[Records that describe figures]
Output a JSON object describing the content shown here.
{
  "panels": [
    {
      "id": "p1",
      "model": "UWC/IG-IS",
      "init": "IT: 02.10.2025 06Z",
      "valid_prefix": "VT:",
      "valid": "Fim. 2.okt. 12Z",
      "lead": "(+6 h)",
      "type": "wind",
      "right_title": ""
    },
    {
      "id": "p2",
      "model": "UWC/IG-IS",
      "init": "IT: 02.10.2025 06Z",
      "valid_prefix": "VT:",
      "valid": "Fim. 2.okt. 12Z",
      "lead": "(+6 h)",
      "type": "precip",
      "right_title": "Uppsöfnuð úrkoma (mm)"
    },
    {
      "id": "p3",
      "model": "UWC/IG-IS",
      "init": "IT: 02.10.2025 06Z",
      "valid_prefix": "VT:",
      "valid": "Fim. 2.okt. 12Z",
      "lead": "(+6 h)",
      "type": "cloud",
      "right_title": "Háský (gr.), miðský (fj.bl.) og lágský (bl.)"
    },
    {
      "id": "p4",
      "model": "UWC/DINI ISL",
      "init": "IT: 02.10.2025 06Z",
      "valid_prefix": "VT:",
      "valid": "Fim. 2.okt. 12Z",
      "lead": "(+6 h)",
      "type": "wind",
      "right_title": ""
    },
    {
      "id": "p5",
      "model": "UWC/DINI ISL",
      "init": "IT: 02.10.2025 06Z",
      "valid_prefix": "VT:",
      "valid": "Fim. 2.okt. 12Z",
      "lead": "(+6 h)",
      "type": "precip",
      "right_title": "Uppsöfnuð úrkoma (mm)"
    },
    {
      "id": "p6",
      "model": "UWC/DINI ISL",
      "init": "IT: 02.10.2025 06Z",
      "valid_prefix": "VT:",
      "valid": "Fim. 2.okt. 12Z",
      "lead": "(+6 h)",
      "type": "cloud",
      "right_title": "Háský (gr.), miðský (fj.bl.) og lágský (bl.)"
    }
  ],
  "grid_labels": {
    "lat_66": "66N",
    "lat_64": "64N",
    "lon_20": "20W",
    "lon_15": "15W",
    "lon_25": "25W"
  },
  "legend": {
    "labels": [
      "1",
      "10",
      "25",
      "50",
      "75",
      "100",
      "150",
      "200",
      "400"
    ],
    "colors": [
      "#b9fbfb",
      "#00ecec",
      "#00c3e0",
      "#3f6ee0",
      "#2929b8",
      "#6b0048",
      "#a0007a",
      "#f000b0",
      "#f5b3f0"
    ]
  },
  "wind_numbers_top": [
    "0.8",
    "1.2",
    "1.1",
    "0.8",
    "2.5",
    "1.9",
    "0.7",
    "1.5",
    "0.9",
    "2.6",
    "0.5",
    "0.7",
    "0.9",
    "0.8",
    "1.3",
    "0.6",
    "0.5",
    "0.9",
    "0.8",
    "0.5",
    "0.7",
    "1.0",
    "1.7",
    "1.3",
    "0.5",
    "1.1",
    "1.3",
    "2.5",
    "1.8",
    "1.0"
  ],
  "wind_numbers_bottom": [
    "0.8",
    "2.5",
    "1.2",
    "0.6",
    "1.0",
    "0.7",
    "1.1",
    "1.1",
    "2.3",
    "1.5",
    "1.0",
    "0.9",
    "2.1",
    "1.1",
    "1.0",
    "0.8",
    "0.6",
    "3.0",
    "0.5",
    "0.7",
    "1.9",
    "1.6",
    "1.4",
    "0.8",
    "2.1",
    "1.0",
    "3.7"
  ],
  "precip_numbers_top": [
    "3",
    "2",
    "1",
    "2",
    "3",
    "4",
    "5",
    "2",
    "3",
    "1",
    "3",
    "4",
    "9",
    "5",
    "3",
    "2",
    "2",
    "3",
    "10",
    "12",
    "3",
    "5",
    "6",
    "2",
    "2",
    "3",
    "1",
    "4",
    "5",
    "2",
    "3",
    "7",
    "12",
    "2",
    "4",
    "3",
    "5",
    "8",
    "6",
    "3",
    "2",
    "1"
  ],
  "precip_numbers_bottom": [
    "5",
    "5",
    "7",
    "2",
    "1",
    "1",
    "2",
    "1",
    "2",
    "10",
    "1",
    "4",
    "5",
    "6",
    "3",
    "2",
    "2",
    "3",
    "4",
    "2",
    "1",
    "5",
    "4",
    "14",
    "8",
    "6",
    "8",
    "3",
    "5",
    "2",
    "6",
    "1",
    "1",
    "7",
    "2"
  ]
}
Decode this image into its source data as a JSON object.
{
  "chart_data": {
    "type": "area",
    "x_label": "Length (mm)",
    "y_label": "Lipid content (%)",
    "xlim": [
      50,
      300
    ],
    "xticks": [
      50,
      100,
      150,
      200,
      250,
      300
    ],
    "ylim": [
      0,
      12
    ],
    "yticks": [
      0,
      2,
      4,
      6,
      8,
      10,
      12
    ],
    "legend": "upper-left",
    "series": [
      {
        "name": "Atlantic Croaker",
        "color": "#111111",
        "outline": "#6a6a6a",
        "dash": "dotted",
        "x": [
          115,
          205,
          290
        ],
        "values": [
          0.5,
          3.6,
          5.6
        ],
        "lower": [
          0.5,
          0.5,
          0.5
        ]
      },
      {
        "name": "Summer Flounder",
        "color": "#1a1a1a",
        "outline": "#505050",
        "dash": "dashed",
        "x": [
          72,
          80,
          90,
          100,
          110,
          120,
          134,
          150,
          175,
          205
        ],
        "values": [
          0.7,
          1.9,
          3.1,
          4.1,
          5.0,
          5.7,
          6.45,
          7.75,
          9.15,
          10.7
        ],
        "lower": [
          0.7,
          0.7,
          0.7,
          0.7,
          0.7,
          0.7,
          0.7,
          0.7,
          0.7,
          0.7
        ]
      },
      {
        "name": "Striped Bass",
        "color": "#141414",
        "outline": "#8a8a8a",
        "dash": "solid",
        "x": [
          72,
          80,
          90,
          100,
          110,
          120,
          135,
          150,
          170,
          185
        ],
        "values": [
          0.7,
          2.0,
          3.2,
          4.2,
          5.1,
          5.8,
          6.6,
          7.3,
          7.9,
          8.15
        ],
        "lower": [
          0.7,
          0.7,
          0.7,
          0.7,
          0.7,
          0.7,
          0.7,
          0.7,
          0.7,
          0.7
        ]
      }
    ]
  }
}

#### The task:
Write out the whole listing again, exactly as it stands.

#### Exercise answer:
Output a JSON object describing the content shown here.
{
  "panels": [
    {
      "id": "p1",
      "model": "UWC/IG-IS",
      "init": "IT: 02.10.2025 06Z",
      "valid_prefix": "VT:",
      "valid": "Fim. 2.okt. 12Z",
      "lead": "(+6 h)",
      "type": "wind",
      "right_title": ""
    },
    {
      "id": "p2",
      "model": "UWC/IG-IS",
      "init": "IT: 02.10.2025 06Z",
      "valid_prefix": "VT:",
      "valid": "Fim. 2.okt. 12Z",
      "lead": "(+6 h)",
      "type": "precip",
      "right_title": "Uppsöfnuð úrkoma (mm)"
    },
    {
      "id": "p3",
      "model": "UWC/IG-IS",
      "init": "IT: 02.10.2025 06Z",
      "valid_prefix": "VT:",
      "valid": "Fim. 2.okt. 12Z",
      "lead": "(+6 h)",
      "type": "cloud",
      "right_title": "Háský (gr.), miðský (fj.bl.) og lágský (bl.)"
    },
    {
      "id": "p4",
      "model": "UWC/DINI ISL",
      "init": "IT: 02.10.2025 06Z",
      "valid_prefix": "VT:",
      "valid": "Fim. 2.okt. 12Z",
      "lead": "(+6 h)",
      "type": "wind",
      "right_title": ""
    },
    {
      "id": "p5",
      "model": "UWC/DINI ISL",
      "init": "IT: 02.10.2025 06Z",
      "valid_prefix": "VT:",
      "valid": "Fim. 2.okt. 12Z",
      "lead": "(+6 h)",
      "type": "precip",
      "right_title": "Uppsöfnuð úrkoma (mm)"
    },
    {
      "id": "p6",
      "model": "UWC/DINI ISL",
      "init": "IT: 02.10.2025 06Z",
      "valid_prefix": "VT:",
      "valid": "Fim. 2.okt. 12Z",
      "lead": "(+6 h)",
      "type": "cloud",
      "right_title": "Háský (gr.), miðský (fj.bl.) og lágský (bl.)"
    }
  ],
  "grid_labels": {
    "lat_66": "66N",
    "lat_64": "64N",
    "lon_20": "20W",
    "lon_15": "15W",
    "lon_25": "25W"
  },
  "legend": {
    "labels": [
      "1",
      "10",
      "25",
      "50",
      "75",
      "100",
      "150",
      "200",
      "400"
    ],
    "colors": [
      "#b9fbfb",
      "#00ecec",
      "#00c3e0",
      "#3f6ee0",
      "#2929b8",
      "#6b0048",
      "#a0007a",
      "#f000b0",
      "#f5b3f0"
    ]
  },
  "wind_numbers_top": [
    "0.8",
    "1.2",
    "1.1",
    "0.8",
    "2.5",
    "1.9",
    "0.7",
    "1.5",
    "0.9",
    "2.6",
    "0.5",
    "0.7",
    "0.9",
    "0.8",
    "1.3",
    "0.6",
    "0.5",
    "0.9",
    "0.8",
    "0.5",
    "0.7",
    "1.0",
    "1.7",
    "1.3",
    "0.5",
    "1.1",
    "1.3",
    "2.5",
    "1.8",
    "1.0"
  ],
  "wind_numbers_bottom": [
    "0.8",
    "2.5",
    "1.2",
    "0.6",
    "1.0",
    "0.7",
    "1.1",
    "1.1",
    "2.3",
    "1.5",
    "1.0",
    "0.9",
    "2.1",
    "1.1",
    "1.0",
    "0.8",
    "0.6",
    "3.0",
    "0.5",
    "0.7",
    "1.9",
    "1.6",
    "1.4",
    "0.8",
    "2.1",
    "1.0",
    "3.7"
  ],
  "precip_numbers_top": [
    "3",
    "2",
    "1",
    "2",
    "3",
    "4",
    "5",
    "2",
    "3",
    "1",
    "3",
    "4",
    "9",
    "5",
    "3",
    "2",
    "2",
    "3",
    "10",
    "12",
    "3",
    "5",
    "6",
    "2",
    "2",
    "3",
    "1",
    "4",
    "5",
    "2",
    "3",
    "7",
    "12",
    "2",
    "4",
    "3",
    "5",
    "8",
    "6",
    "3",
    "2",
    "1"
  ],
  "precip_numbers_bottom": [
    "5",
    "5",
    "7",
    "2",
    "1",
    "1",
    "2",
    "1",
    "2",
    "10",
    "1",
    "4",
    "5",
    "6",
    "3",
    "2",
    "2",
    "3",
    "4",
    "2",
    "1",
    "5",
    "4",
    "14",
    "8",
    "6",
    "8",
    "3",
    "5",
    "2",
    "6",
    "1",
    "1",
    "7",
    "2"
  ]
}
Decode this image into its source data as a JSON object.
{
  "chart_data": {
    "type": "area",
    "x_label": "Length (mm)",
    "y_label": "Lipid content (%)",
    "xlim": [
      50,
      300
    ],
    "xticks": [
      50,
      100,
      150,
      200,
      250,
      300
    ],
    "ylim": [
      0,
      12
    ],
    "yticks": [
      0,
      2,
      4,
      6,
      8,
      10,
      12
    ],
    "legend": "upper-left",
    "series": [
      {
        "name": "Atlantic Croaker",
        "color": "#111111",
        "outline": "#6a6a6a",
        "dash": "dotted",
        "x": [
          115,
          205,
          290
        ],
        "values": [
          0.5,
          3.6,
          5.6
        ],
        "lower": [
          0.5,
          0.5,
          0.5
        ]
      },
      {
        "name": "Summer Flounder",
        "color": "#1a1a1a",
        "outline": "#505050",
        "dash": "dashed",
        "x": [
          72,
          80,
          90,
          100,
          110,
          120,
          134,
          150,
          175,
          205
        ],
        "values": [
          0.7,
          1.9,
          3.1,
          4.1,
          5.0,
          5.7,
          6.45,
          7.75,
          9.15,
          10.7
        ],
        "lower": [
          0.7,
          0.7,
          0.7,
          0.7,
          0.7,
          0.7,
          0.7,
          0.7,
          0.7,
          0.7
        ]
      },
      {
        "name": "Striped Bass",
        "color": "#141414",
        "outline": "#8a8a8a",
        "dash": "solid",
        "x": [
          72,
          80,
          90,
          100,
          110,
          120,
          135,
          150,
          170,
          185
        ],
        "values": [
          0.7,
          2.0,
          3.2,
          4.2,
          5.1,
          5.8,
          6.6,
          7.3,
          7.9,
          8.15
        ],
        "lower": [
          0.7,
          0.7,
          0.7,
          0.7,
          0.7,
          0.7,
          0.7,
          0.7,
          0.7,
          0.7
        ]
      }
    ]
  }
}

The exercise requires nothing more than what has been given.